▶ **Set exercise**
How many of the lines contain the string "утешение"? Give the number, with no other words.

==*==

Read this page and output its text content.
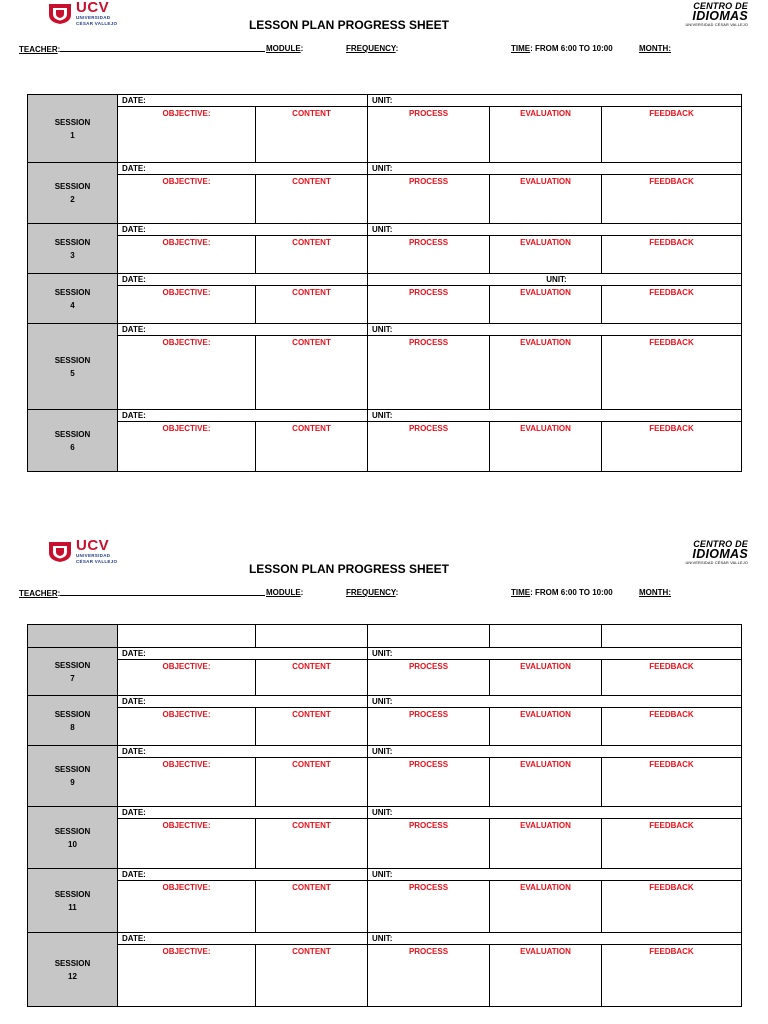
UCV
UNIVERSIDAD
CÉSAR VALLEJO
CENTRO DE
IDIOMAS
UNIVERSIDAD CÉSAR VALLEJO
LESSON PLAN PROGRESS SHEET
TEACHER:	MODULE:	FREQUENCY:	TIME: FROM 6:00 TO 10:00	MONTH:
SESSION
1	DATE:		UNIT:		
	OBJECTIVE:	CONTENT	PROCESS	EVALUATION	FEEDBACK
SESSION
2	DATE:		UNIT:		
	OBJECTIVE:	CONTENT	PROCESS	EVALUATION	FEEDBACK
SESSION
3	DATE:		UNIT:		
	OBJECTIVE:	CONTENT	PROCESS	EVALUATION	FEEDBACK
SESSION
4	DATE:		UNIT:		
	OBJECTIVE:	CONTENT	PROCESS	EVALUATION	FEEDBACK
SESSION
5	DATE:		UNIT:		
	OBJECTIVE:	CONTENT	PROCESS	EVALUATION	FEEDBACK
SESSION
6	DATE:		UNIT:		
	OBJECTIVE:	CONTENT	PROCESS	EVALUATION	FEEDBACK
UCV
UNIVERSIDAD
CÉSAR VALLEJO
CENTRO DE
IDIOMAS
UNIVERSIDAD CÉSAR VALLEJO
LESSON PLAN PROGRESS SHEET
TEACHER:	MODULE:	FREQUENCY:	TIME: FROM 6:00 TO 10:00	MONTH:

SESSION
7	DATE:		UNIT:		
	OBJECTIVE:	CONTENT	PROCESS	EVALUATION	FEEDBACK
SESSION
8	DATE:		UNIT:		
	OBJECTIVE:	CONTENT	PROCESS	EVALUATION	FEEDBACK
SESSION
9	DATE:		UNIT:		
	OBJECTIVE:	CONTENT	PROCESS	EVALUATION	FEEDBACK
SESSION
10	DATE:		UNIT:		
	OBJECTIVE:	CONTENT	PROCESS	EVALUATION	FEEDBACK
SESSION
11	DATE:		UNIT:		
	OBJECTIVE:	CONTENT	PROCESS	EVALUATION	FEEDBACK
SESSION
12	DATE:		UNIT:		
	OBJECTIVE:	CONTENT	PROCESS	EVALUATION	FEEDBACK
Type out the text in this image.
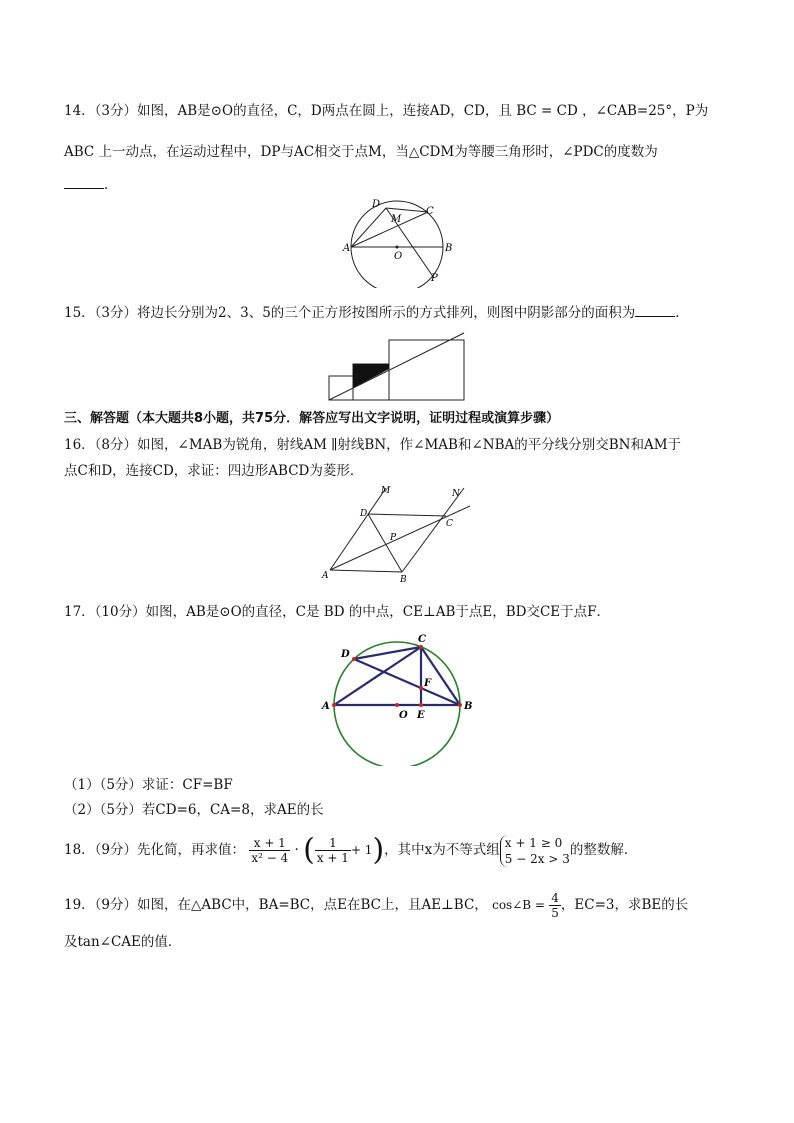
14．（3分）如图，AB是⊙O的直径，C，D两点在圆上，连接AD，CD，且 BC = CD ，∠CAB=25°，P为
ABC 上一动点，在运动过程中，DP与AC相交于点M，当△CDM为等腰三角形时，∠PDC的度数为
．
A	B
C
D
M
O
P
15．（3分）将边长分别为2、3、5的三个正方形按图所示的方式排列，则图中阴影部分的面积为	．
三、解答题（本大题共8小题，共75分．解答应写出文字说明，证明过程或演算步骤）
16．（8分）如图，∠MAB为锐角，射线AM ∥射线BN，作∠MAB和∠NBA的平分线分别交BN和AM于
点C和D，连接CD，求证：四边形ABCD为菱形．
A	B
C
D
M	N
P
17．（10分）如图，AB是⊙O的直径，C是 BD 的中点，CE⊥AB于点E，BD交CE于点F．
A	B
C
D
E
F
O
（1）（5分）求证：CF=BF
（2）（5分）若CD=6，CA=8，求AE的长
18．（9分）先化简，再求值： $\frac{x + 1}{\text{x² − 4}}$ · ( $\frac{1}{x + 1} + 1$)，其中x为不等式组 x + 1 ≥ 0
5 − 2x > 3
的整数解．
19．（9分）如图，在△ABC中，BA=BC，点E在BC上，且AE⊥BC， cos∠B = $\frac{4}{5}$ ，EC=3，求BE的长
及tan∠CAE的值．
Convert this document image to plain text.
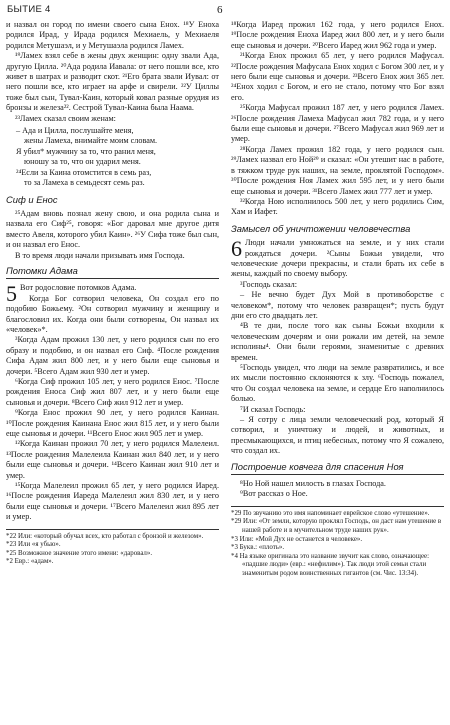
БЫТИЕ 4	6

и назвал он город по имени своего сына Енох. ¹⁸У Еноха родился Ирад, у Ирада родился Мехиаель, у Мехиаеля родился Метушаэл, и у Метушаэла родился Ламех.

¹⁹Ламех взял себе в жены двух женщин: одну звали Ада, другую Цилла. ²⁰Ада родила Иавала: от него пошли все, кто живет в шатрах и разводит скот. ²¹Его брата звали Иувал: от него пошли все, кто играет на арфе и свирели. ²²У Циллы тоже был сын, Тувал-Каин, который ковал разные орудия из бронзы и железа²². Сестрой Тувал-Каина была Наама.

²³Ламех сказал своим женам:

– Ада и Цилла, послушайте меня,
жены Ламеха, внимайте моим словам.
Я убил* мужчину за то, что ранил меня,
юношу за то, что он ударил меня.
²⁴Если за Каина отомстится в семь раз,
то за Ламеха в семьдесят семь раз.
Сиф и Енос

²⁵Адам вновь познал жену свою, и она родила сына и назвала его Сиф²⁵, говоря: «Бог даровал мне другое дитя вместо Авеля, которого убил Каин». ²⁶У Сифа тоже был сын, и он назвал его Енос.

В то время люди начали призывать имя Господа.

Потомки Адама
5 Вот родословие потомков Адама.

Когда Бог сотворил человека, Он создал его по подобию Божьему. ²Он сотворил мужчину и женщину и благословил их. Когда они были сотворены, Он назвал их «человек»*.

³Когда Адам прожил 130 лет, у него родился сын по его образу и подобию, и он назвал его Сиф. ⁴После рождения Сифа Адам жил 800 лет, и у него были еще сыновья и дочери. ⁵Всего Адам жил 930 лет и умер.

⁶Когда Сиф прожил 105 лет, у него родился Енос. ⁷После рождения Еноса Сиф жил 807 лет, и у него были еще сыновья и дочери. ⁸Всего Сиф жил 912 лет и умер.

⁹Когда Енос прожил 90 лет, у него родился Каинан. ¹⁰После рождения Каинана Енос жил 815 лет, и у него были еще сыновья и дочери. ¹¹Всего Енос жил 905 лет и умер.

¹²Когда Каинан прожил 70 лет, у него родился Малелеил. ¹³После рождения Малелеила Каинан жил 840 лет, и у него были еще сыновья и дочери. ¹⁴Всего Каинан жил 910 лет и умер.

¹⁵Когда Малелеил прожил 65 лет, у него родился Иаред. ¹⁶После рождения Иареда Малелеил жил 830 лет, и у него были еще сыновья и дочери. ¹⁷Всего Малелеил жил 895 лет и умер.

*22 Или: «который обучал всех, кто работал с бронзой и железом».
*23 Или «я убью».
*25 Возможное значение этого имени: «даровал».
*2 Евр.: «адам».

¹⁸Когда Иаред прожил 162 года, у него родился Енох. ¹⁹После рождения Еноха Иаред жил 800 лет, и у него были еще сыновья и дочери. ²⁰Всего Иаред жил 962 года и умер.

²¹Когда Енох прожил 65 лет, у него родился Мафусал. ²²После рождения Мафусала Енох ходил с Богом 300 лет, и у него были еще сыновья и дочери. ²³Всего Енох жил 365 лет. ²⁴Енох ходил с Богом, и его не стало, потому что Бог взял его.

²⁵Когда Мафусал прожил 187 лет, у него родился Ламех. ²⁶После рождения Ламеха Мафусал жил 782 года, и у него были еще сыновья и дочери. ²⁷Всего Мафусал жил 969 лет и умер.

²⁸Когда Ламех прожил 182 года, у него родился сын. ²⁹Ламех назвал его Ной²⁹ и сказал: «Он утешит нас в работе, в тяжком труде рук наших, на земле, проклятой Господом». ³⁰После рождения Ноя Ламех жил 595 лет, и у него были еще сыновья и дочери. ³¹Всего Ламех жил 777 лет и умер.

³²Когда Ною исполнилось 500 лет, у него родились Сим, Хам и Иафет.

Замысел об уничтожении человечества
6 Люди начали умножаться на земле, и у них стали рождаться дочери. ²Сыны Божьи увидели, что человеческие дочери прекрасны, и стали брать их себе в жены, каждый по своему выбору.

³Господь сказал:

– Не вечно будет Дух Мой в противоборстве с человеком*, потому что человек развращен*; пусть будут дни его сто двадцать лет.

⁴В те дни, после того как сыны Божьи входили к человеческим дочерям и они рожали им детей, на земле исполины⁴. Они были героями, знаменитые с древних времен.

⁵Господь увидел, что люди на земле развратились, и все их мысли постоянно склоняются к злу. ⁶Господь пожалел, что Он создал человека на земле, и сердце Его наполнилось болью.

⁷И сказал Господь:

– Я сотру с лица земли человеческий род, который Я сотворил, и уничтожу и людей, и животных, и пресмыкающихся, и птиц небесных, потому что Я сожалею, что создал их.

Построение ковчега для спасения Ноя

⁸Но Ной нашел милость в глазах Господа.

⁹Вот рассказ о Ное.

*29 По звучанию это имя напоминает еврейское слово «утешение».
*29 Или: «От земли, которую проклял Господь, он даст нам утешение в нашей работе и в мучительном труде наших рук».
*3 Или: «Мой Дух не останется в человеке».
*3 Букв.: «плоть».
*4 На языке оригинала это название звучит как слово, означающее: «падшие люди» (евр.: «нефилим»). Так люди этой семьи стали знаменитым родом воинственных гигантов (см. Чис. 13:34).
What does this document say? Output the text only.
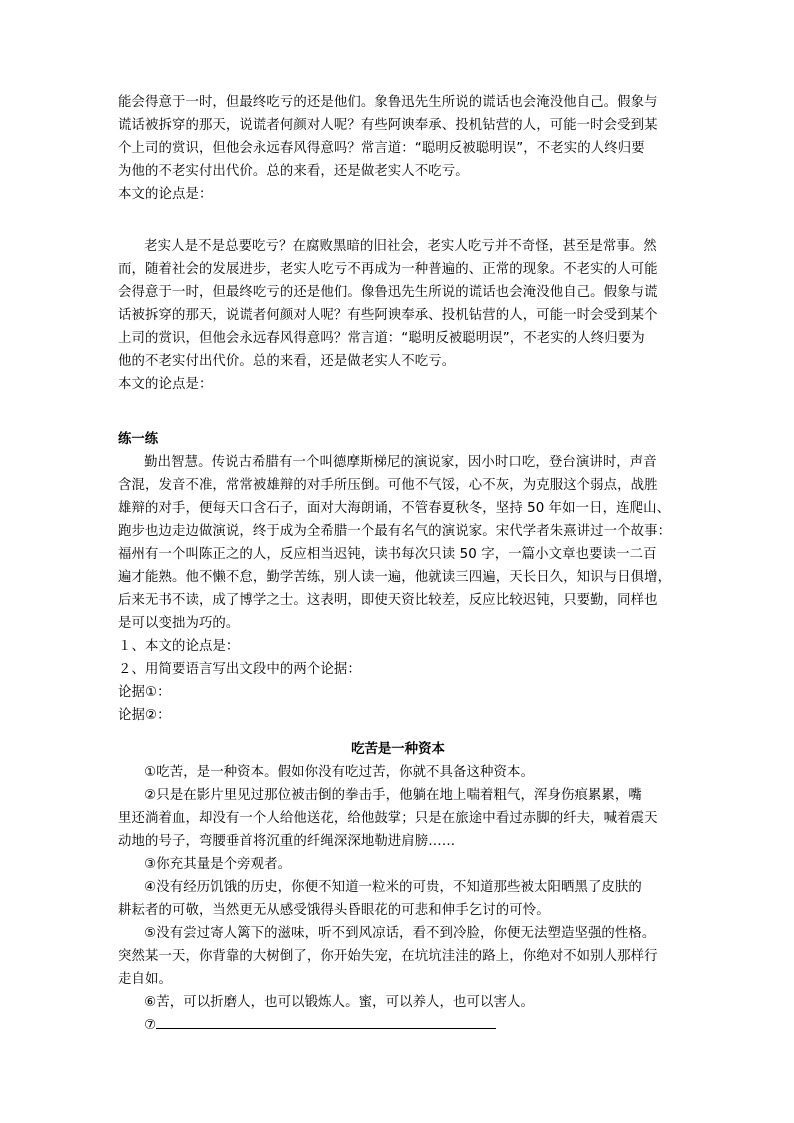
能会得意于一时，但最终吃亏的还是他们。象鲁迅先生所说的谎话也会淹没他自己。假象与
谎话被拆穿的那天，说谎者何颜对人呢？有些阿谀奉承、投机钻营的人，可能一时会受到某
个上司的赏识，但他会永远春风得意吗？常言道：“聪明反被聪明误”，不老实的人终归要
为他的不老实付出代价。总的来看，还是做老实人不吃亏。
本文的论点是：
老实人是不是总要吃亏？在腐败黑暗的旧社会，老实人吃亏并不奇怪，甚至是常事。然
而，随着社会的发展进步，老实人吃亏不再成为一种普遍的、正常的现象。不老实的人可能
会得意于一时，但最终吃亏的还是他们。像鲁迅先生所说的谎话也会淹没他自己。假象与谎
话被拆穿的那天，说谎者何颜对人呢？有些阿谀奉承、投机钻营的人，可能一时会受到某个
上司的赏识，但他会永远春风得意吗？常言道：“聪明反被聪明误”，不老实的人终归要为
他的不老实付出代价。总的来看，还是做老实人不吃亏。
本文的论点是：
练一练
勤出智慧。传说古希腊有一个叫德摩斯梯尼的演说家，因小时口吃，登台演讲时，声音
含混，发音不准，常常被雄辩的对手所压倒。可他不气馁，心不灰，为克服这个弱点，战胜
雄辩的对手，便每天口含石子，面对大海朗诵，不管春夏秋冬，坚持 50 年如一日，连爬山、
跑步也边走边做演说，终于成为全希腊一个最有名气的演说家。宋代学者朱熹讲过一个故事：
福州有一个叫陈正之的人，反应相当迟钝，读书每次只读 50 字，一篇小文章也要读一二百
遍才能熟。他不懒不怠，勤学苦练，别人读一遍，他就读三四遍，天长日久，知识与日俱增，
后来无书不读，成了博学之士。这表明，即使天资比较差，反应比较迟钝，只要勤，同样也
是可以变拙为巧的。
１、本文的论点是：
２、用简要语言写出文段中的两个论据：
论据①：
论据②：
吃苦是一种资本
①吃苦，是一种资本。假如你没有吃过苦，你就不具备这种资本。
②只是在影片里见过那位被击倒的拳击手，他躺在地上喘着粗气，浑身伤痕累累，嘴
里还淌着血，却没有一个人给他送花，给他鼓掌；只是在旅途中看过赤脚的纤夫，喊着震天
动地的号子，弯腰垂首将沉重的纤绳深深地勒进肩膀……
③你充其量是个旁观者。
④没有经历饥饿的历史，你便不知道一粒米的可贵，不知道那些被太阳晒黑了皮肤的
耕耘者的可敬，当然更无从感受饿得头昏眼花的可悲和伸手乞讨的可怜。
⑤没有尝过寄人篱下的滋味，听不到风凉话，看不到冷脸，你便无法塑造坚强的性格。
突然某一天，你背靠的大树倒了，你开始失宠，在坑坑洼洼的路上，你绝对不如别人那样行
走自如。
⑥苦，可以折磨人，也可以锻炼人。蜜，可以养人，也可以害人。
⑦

==*==

▶ **Response to the exercise**
2